Collected data entries —
+++

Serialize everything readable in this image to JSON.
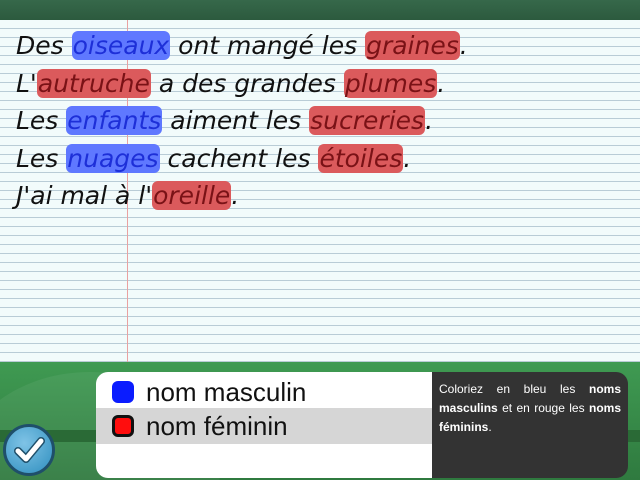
{
  "sentences": [
    [
      {
        "text": "Des ",
        "type": "plain"
      },
      {
        "text": "oiseaux",
        "type": "masc"
      },
      {
        "text": " ont mangé les ",
        "type": "plain"
      },
      {
        "text": "graines",
        "type": "fem"
      },
      {
        "text": ".",
        "type": "plain"
      }
    ],
    [
      {
        "text": "L'",
        "type": "plain"
      },
      {
        "text": "autruche",
        "type": "fem"
      },
      {
        "text": " a des grandes ",
        "type": "plain"
      },
      {
        "text": "plumes",
        "type": "fem"
      },
      {
        "text": ".",
        "type": "plain"
      }
    ],
    [
      {
        "text": "Les ",
        "type": "plain"
      },
      {
        "text": "enfants",
        "type": "masc"
      },
      {
        "text": " aiment les ",
        "type": "plain"
      },
      {
        "text": "sucreries",
        "type": "fem"
      },
      {
        "text": ".",
        "type": "plain"
      }
    ],
    [
      {
        "text": "Les ",
        "type": "plain"
      },
      {
        "text": "nuages",
        "type": "masc"
      },
      {
        "text": " cachent les ",
        "type": "plain"
      },
      {
        "text": "étoiles",
        "type": "fem"
      },
      {
        "text": ".",
        "type": "plain"
      }
    ],
    [
      {
        "text": "J'ai mal à l'",
        "type": "plain"
      },
      {
        "text": "oreille",
        "type": "fem"
      },
      {
        "text": ".",
        "type": "plain"
      }
    ]
  ],
  "legend": {
    "masculine_label": "nom masculin",
    "feminine_label": "nom féminin",
    "selected": "feminine",
    "colors": {
      "masculine": "#0a1cff",
      "feminine": "#ff0d0d"
    }
  },
  "instructions": {
    "part1": "Coloriez en bleu les ",
    "bold1": "noms masculins",
    "part2": " et en rouge les ",
    "bold2": "noms féminins",
    "part3": "."
  },
  "check_button": {
    "icon": "checkmark-icon"
  }
}
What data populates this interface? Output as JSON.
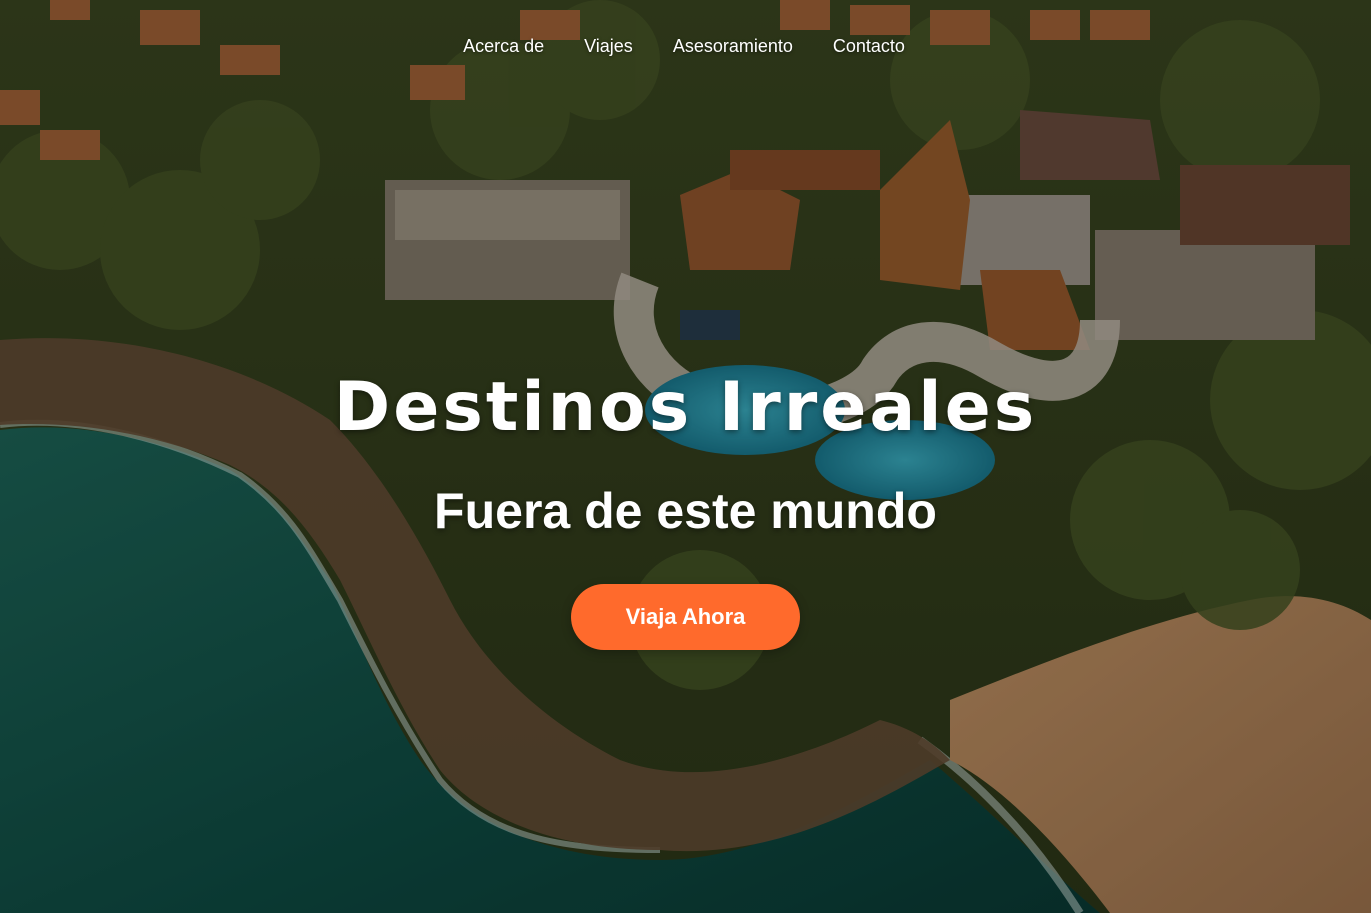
{
  "nav": {
    "items": [
      {
        "label": "Acerca de"
      },
      {
        "label": "Viajes"
      },
      {
        "label": "Asesoramiento"
      },
      {
        "label": "Contacto"
      }
    ]
  },
  "hero": {
    "title": "Destinos Irreales",
    "subtitle": "Fuera de este mundo",
    "cta_label": "Viaja Ahora",
    "cta_color": "#ff6a2c"
  }
}
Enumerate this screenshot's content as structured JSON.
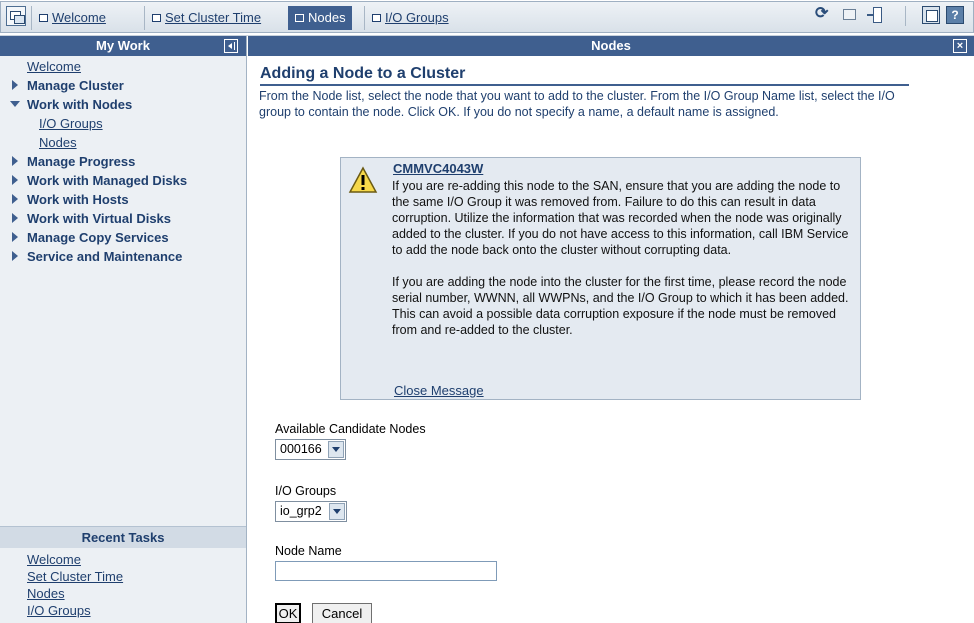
{
  "topbar": {
    "tabs": [
      {
        "label": "Welcome",
        "active": false
      },
      {
        "label": "Set Cluster Time",
        "active": false
      },
      {
        "label": "Nodes",
        "active": true
      },
      {
        "label": "I/O Groups",
        "active": false
      }
    ],
    "icons": [
      "task-list-icon",
      "sync-icon",
      "monitor-icon",
      "logout-icon",
      "maximize-icon",
      "help-icon"
    ],
    "help_label": "?"
  },
  "leftpanel": {
    "title": "My Work",
    "nav": [
      {
        "label": "Welcome",
        "kind": "link"
      },
      {
        "label": "Manage Cluster",
        "kind": "group",
        "expanded": false
      },
      {
        "label": "Work with Nodes",
        "kind": "group",
        "expanded": true
      },
      {
        "label": "I/O Groups",
        "kind": "sub"
      },
      {
        "label": "Nodes",
        "kind": "sub"
      },
      {
        "label": "Manage Progress",
        "kind": "group",
        "expanded": false
      },
      {
        "label": "Work with Managed Disks",
        "kind": "group",
        "expanded": false
      },
      {
        "label": "Work with Hosts",
        "kind": "group",
        "expanded": false
      },
      {
        "label": "Work with Virtual Disks",
        "kind": "group",
        "expanded": false
      },
      {
        "label": "Manage Copy Services",
        "kind": "group",
        "expanded": false
      },
      {
        "label": "Service and Maintenance",
        "kind": "group",
        "expanded": false
      }
    ],
    "recent_title": "Recent Tasks",
    "recent": [
      "Welcome",
      "Set Cluster Time",
      "Nodes",
      "I/O Groups"
    ]
  },
  "main": {
    "header": "Nodes",
    "close_label": "×",
    "title": "Adding a Node to a Cluster",
    "intro": "From the Node list, select the node that you want to add to the cluster. From the I/O Group Name list, select the I/O group to contain the node. Click OK. If you do not specify a name, a default name is assigned.",
    "warning": {
      "code": "CMMVC4043W",
      "p1": "If you are re-adding this node to the SAN, ensure that you are adding the node to the same I/O Group it was removed from. Failure to do this can result in data corruption. Utilize the information that was recorded when the node was originally added to the cluster. If you do not have access to this information, call IBM Service to add the node back onto the cluster without corrupting data.",
      "p2": "If you are adding the node into the cluster for the first time, please record the node serial number, WWNN, all WWPNs, and the I/O Group to which it has been added. This can avoid a possible data corruption exposure if the node must be removed from and re-added to the cluster.",
      "close_label": "Close Message"
    },
    "candidate_label": "Available Candidate Nodes",
    "candidate_value": "000166",
    "iogroup_label": "I/O Groups",
    "iogroup_value": "io_grp2",
    "nodename_label": "Node Name",
    "nodename_value": "",
    "ok_label": "OK",
    "cancel_label": "Cancel"
  }
}
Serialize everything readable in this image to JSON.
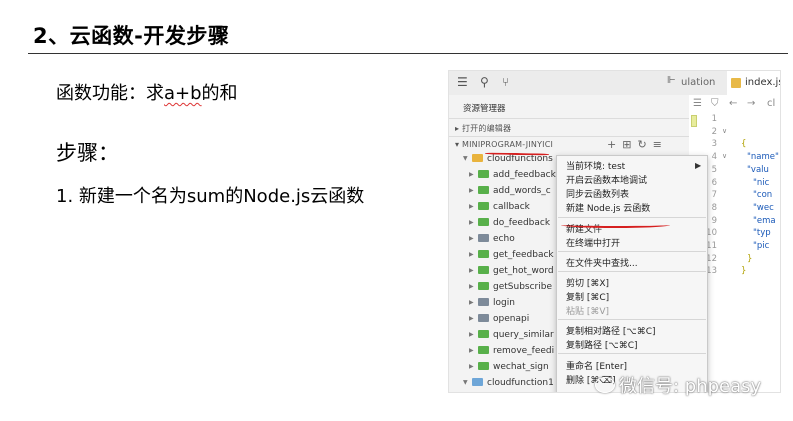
{
  "slide": {
    "title": "2、云函数-开发步骤",
    "func_prefix": "函数功能：求",
    "func_formula": "a+b",
    "func_suffix": "的和",
    "steps_heading": "步骤：",
    "step1": "1. 新建一个名为sum的Node.js云函数"
  },
  "topbar": {
    "tab_partial": "ulation",
    "tab_active": "index.js"
  },
  "sidebar": {
    "title": "资源管理器",
    "open_editors": "打开的编辑器",
    "project": "MINIPROGRAM-JINYICI",
    "tree": [
      {
        "label": "cloudfunctions",
        "color": "yellow",
        "indent": 1,
        "twisty": "▼"
      },
      {
        "label": "add_feedback",
        "color": "green",
        "indent": 2,
        "twisty": "▶"
      },
      {
        "label": "add_words_c",
        "color": "green",
        "indent": 2,
        "twisty": "▶"
      },
      {
        "label": "callback",
        "color": "green",
        "indent": 2,
        "twisty": "▶"
      },
      {
        "label": "do_feedback",
        "color": "green",
        "indent": 2,
        "twisty": "▶"
      },
      {
        "label": "echo",
        "color": "grey",
        "indent": 2,
        "twisty": "▶"
      },
      {
        "label": "get_feedback",
        "color": "green",
        "indent": 2,
        "twisty": "▶"
      },
      {
        "label": "get_hot_word",
        "color": "green",
        "indent": 2,
        "twisty": "▶"
      },
      {
        "label": "getSubscribe",
        "color": "green",
        "indent": 2,
        "twisty": "▶"
      },
      {
        "label": "login",
        "color": "grey",
        "indent": 2,
        "twisty": "▶"
      },
      {
        "label": "openapi",
        "color": "grey",
        "indent": 2,
        "twisty": "▶"
      },
      {
        "label": "query_similar",
        "color": "green",
        "indent": 2,
        "twisty": "▶"
      },
      {
        "label": "remove_feedi",
        "color": "green",
        "indent": 2,
        "twisty": "▶"
      },
      {
        "label": "wechat_sign",
        "color": "green",
        "indent": 2,
        "twisty": "▶"
      },
      {
        "label": "cloudfunction1",
        "color": "blue",
        "indent": 1,
        "twisty": "▼"
      }
    ]
  },
  "context_menu": {
    "items": [
      {
        "label": "当前环境: test",
        "submenu": true
      },
      {
        "label": "开启云函数本地调试"
      },
      {
        "label": "同步云函数列表"
      },
      {
        "label": "新建 Node.js 云函数"
      },
      {
        "label": "新建文件"
      },
      {
        "label": "在终端中打开"
      },
      {
        "label": "在文件夹中查找..."
      },
      {
        "label": "剪切  [⌘X]"
      },
      {
        "label": "复制  [⌘C]"
      },
      {
        "label": "粘贴  [⌘V]",
        "disabled": true
      },
      {
        "label": "复制相对路径  [⌥⌘C]"
      },
      {
        "label": "复制路径  [⌥⌘C]"
      },
      {
        "label": "重命名  [Enter]"
      },
      {
        "label": "删除  [⌘⌫]"
      }
    ]
  },
  "editor": {
    "line_numbers": [
      "1",
      "2",
      "3",
      "4",
      "5",
      "6",
      "7",
      "8",
      "9",
      "10",
      "11",
      "12",
      "13"
    ],
    "code_fragments": [
      "{",
      "\"name\"",
      "\"valu",
      "\"nic",
      "\"con",
      "\"wec",
      "\"ema",
      "\"typ",
      "\"pic",
      "}",
      "}"
    ]
  },
  "watermark": "微信号: phpeasy"
}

+++

GIVEN INSTRUCTION — Return all lines of the material above in which the word "Disks" occurs.

SOLUTION FOR THIS EXERCISE —
        "label": "Work with Managed Disks",
        "label": "Work with Virtual Disks",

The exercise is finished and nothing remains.